• _A run of records_:
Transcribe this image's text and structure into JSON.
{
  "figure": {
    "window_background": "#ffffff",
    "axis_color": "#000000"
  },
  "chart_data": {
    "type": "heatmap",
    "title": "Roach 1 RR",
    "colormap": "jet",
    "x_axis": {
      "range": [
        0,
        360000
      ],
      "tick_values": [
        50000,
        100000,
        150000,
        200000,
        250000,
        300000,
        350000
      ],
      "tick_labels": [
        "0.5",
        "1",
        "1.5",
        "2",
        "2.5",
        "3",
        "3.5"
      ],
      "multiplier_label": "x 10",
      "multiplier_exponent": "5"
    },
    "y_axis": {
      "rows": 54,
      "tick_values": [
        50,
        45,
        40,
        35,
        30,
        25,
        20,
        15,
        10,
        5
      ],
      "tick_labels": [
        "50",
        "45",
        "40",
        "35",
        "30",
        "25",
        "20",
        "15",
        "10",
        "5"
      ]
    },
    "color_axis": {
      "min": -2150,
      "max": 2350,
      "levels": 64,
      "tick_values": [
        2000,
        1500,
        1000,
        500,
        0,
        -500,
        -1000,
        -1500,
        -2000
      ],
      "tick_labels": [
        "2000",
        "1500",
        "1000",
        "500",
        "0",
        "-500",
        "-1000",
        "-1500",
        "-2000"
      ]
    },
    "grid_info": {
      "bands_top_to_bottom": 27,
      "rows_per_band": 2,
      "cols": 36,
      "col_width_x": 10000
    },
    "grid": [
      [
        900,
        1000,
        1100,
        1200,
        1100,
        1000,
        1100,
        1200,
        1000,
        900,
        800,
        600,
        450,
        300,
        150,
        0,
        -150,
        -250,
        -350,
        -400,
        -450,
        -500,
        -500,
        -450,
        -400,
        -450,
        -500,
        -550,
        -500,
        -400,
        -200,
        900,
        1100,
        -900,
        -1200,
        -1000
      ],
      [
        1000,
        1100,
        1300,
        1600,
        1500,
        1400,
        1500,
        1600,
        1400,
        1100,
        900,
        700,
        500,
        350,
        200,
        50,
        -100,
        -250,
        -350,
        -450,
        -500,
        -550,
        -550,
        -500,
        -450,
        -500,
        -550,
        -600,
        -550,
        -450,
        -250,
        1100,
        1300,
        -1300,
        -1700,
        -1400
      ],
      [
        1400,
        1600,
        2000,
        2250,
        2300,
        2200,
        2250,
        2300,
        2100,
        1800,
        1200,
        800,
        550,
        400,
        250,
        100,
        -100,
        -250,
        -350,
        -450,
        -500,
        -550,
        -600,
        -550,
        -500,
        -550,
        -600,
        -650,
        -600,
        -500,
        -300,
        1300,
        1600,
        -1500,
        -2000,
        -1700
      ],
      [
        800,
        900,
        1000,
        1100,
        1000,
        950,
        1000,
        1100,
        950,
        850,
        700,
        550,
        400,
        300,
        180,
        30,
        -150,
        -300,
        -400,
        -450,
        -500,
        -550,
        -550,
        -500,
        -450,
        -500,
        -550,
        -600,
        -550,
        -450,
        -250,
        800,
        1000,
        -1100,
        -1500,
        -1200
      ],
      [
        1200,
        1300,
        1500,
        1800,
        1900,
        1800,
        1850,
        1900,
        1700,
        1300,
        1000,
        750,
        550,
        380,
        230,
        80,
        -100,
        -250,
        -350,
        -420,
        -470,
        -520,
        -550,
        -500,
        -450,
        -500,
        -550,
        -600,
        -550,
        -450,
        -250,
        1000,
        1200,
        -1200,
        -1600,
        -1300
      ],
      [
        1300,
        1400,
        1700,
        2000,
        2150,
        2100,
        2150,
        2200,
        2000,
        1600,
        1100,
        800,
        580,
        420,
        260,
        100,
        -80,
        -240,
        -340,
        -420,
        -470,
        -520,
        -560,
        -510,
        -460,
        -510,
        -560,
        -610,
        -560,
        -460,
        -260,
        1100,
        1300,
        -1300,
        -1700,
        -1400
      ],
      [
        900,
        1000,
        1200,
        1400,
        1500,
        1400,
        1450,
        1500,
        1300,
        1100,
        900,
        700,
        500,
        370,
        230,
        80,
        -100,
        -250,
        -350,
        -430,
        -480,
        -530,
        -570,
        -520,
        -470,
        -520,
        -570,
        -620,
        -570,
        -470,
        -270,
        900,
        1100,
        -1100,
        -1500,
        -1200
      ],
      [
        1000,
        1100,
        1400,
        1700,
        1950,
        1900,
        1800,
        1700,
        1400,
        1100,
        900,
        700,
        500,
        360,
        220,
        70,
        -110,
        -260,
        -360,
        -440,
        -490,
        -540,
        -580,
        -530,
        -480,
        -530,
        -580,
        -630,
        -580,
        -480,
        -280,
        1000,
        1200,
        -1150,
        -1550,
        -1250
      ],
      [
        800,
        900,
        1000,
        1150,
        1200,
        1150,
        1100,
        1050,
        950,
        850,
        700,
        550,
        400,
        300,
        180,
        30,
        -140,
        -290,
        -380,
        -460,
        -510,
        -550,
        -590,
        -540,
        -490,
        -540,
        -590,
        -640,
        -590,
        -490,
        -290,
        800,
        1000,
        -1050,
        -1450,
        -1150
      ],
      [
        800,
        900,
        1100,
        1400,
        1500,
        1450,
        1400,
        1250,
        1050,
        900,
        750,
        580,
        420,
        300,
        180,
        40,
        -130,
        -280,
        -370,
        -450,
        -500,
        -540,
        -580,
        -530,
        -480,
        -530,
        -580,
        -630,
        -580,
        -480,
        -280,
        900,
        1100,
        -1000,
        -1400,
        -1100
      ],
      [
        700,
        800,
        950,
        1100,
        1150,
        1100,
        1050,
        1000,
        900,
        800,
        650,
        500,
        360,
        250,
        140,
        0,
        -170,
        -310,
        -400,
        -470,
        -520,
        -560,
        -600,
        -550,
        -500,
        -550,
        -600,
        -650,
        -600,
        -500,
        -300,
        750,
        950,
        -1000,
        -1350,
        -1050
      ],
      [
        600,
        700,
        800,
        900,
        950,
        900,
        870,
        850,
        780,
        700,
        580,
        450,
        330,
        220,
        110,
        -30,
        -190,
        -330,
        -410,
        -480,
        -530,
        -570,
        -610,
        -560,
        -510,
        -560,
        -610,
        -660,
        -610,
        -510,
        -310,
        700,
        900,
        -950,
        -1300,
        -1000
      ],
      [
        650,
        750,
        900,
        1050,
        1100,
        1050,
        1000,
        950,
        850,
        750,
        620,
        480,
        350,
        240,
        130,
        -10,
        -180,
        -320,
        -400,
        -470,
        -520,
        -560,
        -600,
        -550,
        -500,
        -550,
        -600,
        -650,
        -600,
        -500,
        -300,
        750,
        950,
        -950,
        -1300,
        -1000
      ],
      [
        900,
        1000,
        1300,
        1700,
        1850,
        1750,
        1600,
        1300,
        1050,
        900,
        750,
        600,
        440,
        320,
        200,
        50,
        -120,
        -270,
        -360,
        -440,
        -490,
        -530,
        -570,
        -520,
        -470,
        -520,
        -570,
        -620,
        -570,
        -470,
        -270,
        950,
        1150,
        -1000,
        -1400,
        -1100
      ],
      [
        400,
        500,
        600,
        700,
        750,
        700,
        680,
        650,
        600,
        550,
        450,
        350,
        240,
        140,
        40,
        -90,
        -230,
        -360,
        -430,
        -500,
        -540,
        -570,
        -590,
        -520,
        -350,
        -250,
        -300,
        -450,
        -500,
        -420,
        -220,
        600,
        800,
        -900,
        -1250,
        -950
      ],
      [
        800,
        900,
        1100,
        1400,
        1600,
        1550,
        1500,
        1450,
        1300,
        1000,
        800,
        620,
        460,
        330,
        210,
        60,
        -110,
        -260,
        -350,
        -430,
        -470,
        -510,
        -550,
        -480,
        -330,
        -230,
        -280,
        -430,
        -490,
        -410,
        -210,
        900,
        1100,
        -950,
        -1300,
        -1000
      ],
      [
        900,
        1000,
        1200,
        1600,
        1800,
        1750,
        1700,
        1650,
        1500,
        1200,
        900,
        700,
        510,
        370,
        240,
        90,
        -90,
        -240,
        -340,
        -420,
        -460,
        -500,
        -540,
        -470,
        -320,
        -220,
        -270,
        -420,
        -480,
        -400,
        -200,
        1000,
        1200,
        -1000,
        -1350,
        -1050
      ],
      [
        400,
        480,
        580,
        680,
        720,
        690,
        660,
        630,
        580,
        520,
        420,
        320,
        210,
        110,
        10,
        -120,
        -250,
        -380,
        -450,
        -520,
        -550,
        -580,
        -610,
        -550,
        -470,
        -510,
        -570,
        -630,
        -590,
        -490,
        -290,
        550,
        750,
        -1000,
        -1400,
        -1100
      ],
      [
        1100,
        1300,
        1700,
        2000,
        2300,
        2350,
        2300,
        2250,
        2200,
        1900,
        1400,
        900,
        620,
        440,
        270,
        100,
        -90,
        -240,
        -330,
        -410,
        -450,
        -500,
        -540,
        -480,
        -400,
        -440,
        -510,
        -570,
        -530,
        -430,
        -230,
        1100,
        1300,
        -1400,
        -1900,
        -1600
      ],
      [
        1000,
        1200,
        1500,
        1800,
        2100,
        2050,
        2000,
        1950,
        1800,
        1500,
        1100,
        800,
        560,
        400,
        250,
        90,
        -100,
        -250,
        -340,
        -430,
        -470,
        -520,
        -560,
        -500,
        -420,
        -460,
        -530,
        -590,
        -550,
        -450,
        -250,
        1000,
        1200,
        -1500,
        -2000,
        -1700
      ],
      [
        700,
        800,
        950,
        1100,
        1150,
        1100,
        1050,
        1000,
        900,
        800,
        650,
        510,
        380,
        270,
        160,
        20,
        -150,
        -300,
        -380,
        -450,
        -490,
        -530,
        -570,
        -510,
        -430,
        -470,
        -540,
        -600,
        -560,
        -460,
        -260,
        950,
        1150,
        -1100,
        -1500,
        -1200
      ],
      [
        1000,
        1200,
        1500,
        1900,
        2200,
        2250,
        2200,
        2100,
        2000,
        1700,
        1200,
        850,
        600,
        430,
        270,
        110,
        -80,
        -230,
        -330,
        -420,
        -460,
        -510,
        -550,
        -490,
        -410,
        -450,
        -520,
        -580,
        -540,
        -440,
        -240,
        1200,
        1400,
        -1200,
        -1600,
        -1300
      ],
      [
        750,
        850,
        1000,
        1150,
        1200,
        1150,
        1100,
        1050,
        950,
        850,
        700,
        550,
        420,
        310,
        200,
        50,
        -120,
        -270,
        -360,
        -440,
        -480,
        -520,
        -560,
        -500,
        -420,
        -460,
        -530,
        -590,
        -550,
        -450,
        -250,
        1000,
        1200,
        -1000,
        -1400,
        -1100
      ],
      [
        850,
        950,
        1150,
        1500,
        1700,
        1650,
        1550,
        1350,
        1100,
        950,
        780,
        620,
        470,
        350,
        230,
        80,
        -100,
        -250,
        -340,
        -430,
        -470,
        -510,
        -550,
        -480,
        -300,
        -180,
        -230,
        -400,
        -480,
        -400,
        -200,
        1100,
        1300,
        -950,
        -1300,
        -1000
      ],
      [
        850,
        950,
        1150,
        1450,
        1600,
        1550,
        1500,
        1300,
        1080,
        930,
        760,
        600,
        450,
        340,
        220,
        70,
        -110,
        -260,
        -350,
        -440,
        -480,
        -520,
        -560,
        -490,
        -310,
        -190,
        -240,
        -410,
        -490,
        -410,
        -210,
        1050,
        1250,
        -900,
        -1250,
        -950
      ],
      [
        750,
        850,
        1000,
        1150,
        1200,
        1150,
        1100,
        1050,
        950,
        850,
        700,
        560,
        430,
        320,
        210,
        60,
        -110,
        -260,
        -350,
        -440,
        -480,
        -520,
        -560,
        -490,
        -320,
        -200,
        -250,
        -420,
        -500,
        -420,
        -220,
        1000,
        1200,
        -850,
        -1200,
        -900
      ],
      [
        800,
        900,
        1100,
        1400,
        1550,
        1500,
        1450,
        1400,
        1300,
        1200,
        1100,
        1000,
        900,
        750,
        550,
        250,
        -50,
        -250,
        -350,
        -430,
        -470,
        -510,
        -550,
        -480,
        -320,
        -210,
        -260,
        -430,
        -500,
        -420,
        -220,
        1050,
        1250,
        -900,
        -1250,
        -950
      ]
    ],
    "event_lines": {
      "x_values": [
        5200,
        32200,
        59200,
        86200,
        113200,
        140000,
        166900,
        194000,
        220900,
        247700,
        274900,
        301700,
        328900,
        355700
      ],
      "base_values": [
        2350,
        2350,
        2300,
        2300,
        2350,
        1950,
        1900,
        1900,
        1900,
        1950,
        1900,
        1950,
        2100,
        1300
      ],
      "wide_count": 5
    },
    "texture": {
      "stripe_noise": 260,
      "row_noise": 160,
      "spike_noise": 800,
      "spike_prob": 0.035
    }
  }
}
...
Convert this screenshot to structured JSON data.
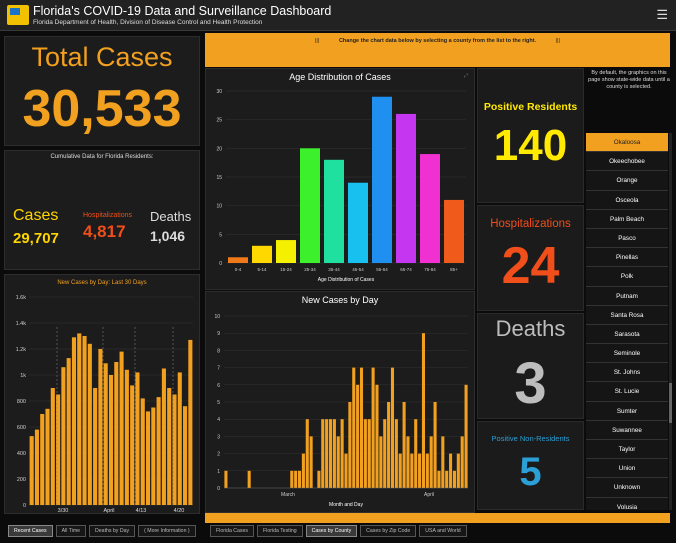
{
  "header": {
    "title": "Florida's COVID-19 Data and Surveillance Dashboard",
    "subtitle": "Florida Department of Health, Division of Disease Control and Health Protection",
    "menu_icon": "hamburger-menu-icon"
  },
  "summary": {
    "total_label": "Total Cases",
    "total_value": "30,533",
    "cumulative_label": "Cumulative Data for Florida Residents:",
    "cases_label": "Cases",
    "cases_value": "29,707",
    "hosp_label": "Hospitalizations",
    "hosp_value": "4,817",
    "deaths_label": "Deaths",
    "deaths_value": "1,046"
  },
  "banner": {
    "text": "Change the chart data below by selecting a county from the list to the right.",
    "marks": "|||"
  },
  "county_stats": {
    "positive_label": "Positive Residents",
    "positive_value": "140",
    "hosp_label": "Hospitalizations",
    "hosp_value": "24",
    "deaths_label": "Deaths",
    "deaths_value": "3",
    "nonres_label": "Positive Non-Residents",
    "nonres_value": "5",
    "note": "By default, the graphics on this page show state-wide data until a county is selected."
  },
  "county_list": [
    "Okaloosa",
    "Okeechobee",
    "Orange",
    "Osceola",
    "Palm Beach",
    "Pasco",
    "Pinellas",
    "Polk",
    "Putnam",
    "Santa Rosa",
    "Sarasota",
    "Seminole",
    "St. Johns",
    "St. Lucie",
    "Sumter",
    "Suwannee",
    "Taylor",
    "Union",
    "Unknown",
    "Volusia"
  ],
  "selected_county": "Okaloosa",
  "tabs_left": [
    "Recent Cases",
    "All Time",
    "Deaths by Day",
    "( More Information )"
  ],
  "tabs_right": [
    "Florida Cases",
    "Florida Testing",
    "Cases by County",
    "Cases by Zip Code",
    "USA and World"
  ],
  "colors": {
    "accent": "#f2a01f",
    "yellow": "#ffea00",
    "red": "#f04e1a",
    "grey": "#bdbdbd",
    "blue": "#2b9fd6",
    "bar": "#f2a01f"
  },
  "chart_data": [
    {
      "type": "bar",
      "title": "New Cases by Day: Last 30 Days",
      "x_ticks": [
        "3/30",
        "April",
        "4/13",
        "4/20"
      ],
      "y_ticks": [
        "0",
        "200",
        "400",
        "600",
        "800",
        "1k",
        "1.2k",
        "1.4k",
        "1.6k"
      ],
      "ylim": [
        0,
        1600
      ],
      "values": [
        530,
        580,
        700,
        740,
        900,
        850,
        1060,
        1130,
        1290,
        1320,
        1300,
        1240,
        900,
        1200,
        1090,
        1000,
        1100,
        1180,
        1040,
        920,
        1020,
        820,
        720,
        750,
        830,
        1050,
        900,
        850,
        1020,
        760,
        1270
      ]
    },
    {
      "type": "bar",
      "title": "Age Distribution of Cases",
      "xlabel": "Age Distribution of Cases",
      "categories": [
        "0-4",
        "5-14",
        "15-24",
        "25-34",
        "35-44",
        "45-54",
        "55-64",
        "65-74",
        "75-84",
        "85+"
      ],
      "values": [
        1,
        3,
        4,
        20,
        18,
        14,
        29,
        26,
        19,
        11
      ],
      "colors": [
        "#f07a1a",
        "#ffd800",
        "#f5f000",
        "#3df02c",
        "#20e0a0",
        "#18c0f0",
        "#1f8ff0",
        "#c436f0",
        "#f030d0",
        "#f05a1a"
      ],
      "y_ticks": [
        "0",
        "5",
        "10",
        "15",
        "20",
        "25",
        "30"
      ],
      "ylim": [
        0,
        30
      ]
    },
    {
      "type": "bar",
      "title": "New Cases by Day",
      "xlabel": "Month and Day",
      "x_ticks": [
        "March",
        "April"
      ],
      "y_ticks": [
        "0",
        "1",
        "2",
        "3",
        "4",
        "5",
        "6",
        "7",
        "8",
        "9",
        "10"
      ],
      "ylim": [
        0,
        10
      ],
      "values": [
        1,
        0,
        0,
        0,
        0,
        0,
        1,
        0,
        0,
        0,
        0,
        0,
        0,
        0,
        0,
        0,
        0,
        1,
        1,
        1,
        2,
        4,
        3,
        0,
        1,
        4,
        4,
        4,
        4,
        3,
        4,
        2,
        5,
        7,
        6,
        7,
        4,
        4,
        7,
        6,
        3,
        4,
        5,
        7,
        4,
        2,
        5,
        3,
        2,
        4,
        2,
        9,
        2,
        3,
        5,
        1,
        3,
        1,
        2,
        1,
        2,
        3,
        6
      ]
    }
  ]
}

• _Your objective_: Search the data above for lines holding "JSON" and copy each of them.

• _Answer for this exercise_:
Transcribe this image's text and structure into JSON.
Convert this screenshot to structured JSON data.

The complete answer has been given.